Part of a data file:
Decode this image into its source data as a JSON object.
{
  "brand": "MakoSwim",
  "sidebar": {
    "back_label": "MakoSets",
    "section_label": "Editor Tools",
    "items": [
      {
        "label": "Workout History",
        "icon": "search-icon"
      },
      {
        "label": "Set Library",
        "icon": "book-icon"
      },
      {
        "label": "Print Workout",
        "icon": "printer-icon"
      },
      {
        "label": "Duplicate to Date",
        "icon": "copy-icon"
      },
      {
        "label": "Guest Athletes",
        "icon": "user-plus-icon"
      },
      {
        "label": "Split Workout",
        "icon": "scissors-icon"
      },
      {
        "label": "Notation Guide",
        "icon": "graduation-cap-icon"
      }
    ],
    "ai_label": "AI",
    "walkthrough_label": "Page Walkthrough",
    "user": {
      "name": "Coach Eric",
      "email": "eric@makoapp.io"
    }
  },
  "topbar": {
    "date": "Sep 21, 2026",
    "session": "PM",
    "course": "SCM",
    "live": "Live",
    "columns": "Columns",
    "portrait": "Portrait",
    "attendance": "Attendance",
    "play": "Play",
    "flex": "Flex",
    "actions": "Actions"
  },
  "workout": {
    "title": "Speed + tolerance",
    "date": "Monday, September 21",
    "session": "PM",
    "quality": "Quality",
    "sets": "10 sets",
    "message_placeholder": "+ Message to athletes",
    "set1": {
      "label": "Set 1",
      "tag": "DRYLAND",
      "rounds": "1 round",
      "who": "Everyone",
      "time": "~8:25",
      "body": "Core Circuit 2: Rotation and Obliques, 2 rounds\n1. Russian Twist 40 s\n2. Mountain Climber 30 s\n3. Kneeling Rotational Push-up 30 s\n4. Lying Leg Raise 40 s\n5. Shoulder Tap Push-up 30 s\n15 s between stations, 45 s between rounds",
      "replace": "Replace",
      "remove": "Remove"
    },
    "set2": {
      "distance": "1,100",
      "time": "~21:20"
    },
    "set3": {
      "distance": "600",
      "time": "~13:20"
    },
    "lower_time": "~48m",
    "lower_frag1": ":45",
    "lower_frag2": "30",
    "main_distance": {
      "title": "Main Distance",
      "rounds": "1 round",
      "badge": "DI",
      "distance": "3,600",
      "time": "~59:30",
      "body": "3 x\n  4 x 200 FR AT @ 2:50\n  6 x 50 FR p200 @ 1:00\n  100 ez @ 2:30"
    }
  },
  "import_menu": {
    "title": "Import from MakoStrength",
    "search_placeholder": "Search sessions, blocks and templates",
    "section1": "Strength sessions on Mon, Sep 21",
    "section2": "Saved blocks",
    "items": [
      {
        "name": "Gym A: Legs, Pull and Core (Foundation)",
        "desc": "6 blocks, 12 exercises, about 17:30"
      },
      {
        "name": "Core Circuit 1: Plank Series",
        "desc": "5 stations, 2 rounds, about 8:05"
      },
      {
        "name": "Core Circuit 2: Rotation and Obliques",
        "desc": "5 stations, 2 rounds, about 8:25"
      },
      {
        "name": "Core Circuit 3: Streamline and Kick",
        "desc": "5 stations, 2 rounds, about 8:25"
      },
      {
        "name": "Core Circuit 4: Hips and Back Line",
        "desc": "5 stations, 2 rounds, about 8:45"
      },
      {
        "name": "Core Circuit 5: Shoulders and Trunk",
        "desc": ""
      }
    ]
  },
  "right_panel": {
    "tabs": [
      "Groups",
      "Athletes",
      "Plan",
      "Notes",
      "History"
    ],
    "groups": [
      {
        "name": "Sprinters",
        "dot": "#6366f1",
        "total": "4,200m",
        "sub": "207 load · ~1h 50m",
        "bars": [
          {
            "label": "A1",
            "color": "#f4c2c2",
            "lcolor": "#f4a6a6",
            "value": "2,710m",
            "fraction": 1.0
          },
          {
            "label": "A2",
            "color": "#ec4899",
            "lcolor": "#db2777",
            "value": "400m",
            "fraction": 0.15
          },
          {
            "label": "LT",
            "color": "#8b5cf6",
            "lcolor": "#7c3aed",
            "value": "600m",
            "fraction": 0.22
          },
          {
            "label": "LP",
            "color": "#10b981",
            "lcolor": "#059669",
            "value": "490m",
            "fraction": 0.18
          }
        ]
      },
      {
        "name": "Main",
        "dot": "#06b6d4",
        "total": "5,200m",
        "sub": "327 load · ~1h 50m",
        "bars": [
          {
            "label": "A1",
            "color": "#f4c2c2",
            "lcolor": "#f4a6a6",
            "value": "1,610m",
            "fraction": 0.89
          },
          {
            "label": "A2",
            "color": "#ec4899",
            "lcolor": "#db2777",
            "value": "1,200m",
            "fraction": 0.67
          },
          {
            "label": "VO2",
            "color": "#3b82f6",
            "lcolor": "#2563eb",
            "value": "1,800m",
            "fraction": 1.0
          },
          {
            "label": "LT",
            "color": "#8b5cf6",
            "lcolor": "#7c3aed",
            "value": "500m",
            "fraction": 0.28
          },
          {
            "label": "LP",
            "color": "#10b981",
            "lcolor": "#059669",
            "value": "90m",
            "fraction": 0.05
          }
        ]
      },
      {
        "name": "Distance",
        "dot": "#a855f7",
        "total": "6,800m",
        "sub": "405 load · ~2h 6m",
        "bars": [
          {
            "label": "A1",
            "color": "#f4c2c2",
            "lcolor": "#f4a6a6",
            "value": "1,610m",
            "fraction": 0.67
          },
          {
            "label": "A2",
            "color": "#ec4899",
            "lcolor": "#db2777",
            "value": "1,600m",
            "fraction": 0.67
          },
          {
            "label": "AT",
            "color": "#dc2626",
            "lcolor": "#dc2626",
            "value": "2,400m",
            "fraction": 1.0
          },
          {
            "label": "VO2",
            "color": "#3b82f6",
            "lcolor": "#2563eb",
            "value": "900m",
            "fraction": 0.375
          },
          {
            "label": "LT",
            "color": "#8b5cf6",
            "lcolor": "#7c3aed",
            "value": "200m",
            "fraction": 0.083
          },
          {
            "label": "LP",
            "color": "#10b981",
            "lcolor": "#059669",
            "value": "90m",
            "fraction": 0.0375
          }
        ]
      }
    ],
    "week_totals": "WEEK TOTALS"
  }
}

SHORT PROBLEM: Search the entries for the word "title", then gather every line that has it.

WORKED ANSWER:
    "title": "Speed + tolerance",
      "title": "Main Distance",
    "title": "Import from MakoStrength",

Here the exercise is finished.